Objective =>
Tally every line of the listing where the string "Berlin" is found, and state the total alone.

Materials provided =>
--- --- ---

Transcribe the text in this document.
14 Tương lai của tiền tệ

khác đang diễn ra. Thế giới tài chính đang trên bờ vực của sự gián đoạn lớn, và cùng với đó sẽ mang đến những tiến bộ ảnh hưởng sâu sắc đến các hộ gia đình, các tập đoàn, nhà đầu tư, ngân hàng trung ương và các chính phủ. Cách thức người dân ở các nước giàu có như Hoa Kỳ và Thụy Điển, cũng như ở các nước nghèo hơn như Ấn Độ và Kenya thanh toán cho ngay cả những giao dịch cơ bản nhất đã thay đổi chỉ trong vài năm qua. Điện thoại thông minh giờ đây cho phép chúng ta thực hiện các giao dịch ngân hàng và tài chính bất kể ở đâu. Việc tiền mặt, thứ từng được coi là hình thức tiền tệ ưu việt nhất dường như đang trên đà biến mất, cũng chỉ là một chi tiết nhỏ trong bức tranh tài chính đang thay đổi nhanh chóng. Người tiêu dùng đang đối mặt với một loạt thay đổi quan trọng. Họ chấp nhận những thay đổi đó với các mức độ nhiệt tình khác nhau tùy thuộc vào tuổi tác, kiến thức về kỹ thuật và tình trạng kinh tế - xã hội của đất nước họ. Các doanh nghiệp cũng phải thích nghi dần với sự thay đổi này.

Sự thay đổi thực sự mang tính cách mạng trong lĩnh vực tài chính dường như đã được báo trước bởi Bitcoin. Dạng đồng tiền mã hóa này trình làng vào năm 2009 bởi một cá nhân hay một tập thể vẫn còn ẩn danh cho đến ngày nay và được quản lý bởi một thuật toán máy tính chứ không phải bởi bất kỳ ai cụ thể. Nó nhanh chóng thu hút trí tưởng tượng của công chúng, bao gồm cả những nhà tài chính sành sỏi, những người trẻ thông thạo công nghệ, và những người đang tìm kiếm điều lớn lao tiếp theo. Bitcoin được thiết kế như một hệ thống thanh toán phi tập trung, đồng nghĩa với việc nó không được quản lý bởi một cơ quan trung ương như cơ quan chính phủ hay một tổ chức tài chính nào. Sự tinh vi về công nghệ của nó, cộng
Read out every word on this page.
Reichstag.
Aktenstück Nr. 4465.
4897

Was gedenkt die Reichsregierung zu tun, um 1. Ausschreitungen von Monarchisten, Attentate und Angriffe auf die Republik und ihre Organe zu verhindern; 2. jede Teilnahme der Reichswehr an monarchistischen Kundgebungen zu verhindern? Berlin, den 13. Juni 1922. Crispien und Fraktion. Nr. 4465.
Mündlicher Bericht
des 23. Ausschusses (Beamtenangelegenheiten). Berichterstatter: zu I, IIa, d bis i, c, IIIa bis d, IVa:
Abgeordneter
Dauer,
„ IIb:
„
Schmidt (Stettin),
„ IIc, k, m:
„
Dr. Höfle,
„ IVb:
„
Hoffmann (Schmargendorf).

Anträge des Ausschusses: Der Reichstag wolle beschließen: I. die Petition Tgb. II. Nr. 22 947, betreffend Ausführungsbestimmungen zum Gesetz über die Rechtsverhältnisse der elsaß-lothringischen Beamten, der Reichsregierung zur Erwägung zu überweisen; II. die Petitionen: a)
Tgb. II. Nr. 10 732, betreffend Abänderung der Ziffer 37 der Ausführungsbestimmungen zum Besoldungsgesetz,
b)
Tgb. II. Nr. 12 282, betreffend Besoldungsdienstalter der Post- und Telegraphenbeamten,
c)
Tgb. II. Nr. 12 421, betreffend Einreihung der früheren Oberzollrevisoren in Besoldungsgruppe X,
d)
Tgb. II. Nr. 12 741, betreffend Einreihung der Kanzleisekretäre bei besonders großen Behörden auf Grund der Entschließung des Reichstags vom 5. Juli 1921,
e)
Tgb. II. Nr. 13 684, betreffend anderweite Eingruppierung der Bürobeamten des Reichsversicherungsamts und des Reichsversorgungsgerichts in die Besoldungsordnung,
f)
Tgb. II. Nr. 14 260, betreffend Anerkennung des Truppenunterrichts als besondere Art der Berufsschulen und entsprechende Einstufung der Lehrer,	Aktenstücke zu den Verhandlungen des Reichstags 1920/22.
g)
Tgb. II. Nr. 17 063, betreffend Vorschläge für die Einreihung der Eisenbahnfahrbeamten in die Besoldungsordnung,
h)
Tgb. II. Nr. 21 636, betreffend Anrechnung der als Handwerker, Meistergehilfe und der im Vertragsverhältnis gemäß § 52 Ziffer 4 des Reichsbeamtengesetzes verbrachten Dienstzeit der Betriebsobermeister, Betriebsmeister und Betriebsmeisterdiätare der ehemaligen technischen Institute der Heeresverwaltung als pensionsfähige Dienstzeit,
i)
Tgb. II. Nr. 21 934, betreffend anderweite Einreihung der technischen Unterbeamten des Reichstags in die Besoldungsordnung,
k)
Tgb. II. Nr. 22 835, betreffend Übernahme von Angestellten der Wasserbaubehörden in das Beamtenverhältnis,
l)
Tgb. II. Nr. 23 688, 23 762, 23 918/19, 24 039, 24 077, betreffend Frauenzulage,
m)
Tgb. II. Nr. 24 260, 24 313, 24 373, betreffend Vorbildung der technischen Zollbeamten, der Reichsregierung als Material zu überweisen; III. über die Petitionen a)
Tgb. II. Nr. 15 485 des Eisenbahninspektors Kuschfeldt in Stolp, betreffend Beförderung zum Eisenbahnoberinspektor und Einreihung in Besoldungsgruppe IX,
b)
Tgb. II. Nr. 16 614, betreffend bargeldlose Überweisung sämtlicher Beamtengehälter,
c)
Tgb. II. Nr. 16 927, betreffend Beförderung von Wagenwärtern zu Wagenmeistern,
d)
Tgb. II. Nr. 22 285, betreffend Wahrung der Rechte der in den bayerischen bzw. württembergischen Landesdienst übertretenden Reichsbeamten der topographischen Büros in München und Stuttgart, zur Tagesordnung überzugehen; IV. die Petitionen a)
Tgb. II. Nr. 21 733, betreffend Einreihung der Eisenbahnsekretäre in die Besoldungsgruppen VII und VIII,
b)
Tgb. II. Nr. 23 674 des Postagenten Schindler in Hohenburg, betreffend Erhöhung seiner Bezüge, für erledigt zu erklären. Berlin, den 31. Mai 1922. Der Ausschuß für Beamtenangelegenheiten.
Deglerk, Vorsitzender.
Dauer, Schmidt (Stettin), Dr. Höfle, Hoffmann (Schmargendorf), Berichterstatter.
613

--- --- ---

Correct answer =>
2